* BEGIN *
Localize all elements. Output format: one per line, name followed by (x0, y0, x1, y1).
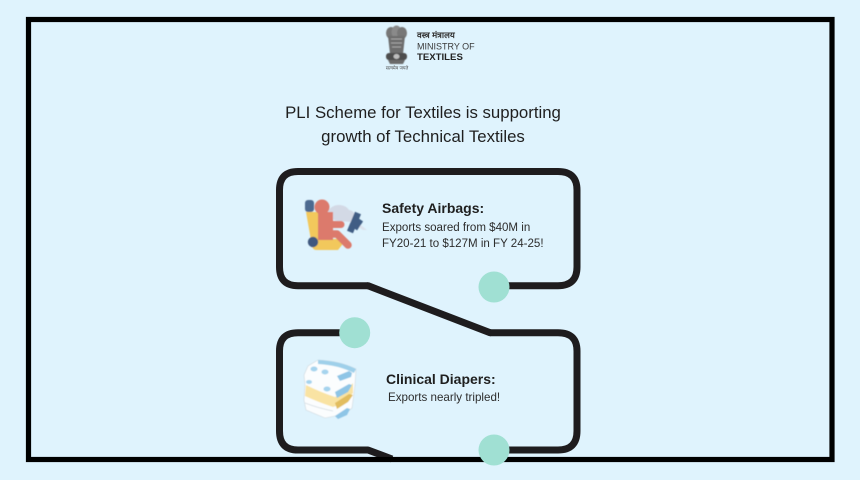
icon: stacked diapers (304, 360, 356, 419)
header logo: Ministry of Textiles (386, 26, 475, 70)
ministry name: MINISTRY OF (417, 42, 475, 52)
description: Exports soared from $40M in (382, 222, 530, 234)
text block: safety airbags (382, 200, 544, 250)
node: clinical diapers top (339, 317, 370, 348)
steering wheel (350, 213, 358, 232)
node: clinical diapers bottom (478, 434, 510, 466)
icon: airbag and seated passenger (305, 200, 367, 250)
airbag (328, 205, 355, 222)
passenger (314, 200, 330, 214)
panel: clinical diapers outline (280, 333, 577, 459)
textiles name: TEXTILES (417, 52, 463, 63)
Hindi ministry name: वस्त्र मंत्रालय (416, 30, 456, 40)
title: growth of Technical Textiles (321, 127, 525, 146)
description: Exports nearly tripled! (388, 391, 500, 404)
diaper stack silhouette (304, 360, 356, 418)
panel: safety airbags outline (280, 172, 577, 286)
pattern dots (310, 366, 318, 372)
emblem motto: सत्यमेव जयते (386, 64, 409, 70)
title (285, 103, 561, 146)
seat (305, 200, 314, 212)
node: safety airbags (478, 272, 510, 302)
waistband (318, 360, 356, 373)
heading: Safety Airbags: (382, 200, 484, 216)
title: PLI Scheme for Textiles is supporting (285, 103, 561, 122)
description: FY20-21 to $127M in FY 24-25! (382, 238, 544, 250)
description (382, 222, 544, 250)
icon: national emblem (386, 26, 407, 64)
connector between panels (368, 286, 490, 333)
side tabs (337, 371, 352, 381)
text block: clinical diapers (386, 371, 500, 404)
heading: Clinical Diapers: (386, 371, 496, 387)
middle layer (305, 383, 353, 407)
* END *
## DESCRIPTION OF THE TASK
Convert all the rows above into a JSON list of strings with one string per line, skipping blank lines and leaving the pictures out.

## TASK RESULT
[
  "Localize all elements. Output format: one per line, name followed by (x0, y0, x1, y1).",
  "icon: stacked diapers (304, 360, 356, 419)",
  "header logo: Ministry of Textiles (386, 26, 475, 70)",
  "ministry name: MINISTRY OF (417, 42, 475, 52)",
  "description: Exports soared from $40M in (382, 222, 530, 234)",
  "text block: safety airbags (382, 200, 544, 250)",
  "node: clinical diapers top (339, 317, 370, 348)",
  "steering wheel (350, 213, 358, 232)",
  "node: clinical diapers bottom (478, 434, 510, 466)",
  "icon: airbag and seated passenger (305, 200, 367, 250)",
  "airbag (328, 205, 355, 222)",
  "passenger (314, 200, 330, 214)",
  "panel: clinical diapers outline (280, 333, 577, 459)",
  "textiles name: TEXTILES (417, 52, 463, 63)",
  "Hindi ministry name: वस्त्र मंत्रालय (416, 30, 456, 40)",
  "title: growth of Technical Textiles (321, 127, 525, 146)",
  "description: Exports nearly tripled! (388, 391, 500, 404)",
  "diaper stack silhouette (304, 360, 356, 418)",
  "panel: safety airbags outline (280, 172, 577, 286)",
  "pattern dots (310, 366, 318, 372)",
  "emblem motto: सत्यमेव जयते (386, 64, 409, 70)",
  "title (285, 103, 561, 146)",
  "seat (305, 200, 314, 212)",
  "node: safety airbags (478, 272, 510, 302)",
  "waistband (318, 360, 356, 373)",
  "heading: Safety Airbags: (382, 200, 484, 216)",
  "title: PLI Scheme for Textiles is supporting (285, 103, 561, 122)",
  "description: FY20-21 to $127M in FY 24-25! (382, 238, 544, 250)",
  "description (382, 222, 544, 250)",
  "icon: national emblem (386, 26, 407, 64)",
  "connector between panels (368, 286, 490, 333)",
  "side tabs (337, 371, 352, 381)",
  "text block: clinical diapers (386, 371, 500, 404)",
  "heading: Clinical Diapers: (386, 371, 496, 387)",
  "middle layer (305, 383, 353, 407)"
]